**EXERCISE:**
Count each line below that has "申请捆绑派位" anywhere in it. Answer with the total alone.

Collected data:
******

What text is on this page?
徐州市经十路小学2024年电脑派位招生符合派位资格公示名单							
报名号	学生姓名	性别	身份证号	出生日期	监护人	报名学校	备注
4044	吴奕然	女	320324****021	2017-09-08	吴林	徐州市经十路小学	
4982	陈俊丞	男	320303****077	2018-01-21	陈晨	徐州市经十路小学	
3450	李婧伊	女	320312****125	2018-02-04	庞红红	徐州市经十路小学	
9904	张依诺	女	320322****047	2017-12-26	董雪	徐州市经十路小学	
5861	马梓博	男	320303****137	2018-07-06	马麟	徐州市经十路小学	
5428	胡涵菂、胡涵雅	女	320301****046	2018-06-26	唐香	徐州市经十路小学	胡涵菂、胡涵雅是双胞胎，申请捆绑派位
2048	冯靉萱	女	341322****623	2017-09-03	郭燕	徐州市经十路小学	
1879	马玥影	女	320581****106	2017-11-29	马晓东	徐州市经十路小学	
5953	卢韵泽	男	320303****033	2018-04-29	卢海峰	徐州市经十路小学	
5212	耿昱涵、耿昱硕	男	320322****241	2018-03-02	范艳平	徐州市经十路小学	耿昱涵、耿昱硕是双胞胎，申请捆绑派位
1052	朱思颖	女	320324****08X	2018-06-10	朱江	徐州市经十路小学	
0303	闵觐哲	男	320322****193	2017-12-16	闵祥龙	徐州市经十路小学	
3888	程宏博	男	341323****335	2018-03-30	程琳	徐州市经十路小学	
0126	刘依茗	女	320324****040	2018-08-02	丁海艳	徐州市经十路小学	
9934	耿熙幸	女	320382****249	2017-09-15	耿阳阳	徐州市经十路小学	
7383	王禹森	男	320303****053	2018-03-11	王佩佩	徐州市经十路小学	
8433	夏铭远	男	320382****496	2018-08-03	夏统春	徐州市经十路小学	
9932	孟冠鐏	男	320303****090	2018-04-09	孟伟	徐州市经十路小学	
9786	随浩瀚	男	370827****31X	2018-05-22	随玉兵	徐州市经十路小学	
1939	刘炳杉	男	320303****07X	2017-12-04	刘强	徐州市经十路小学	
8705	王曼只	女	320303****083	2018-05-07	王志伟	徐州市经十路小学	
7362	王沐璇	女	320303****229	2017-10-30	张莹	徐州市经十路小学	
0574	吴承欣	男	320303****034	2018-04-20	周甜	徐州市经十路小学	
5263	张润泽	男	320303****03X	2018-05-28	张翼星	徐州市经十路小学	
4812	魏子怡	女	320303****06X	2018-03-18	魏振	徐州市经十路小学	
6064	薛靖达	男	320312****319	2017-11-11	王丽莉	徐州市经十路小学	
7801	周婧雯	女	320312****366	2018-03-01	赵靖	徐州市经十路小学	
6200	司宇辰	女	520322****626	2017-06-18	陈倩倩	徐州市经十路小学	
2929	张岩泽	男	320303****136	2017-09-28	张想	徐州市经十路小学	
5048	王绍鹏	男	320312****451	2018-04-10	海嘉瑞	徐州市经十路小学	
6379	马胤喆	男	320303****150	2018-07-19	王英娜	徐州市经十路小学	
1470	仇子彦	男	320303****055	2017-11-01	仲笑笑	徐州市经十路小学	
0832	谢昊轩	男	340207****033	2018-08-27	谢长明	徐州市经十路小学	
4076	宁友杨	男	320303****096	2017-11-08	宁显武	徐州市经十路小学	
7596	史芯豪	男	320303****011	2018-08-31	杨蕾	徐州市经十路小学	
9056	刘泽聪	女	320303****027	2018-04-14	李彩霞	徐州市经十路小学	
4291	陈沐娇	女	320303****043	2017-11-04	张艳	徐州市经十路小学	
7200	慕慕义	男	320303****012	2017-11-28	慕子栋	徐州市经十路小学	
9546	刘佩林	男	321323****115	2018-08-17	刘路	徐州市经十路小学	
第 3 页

******

**RESPONSE TO THIS TASK:**
2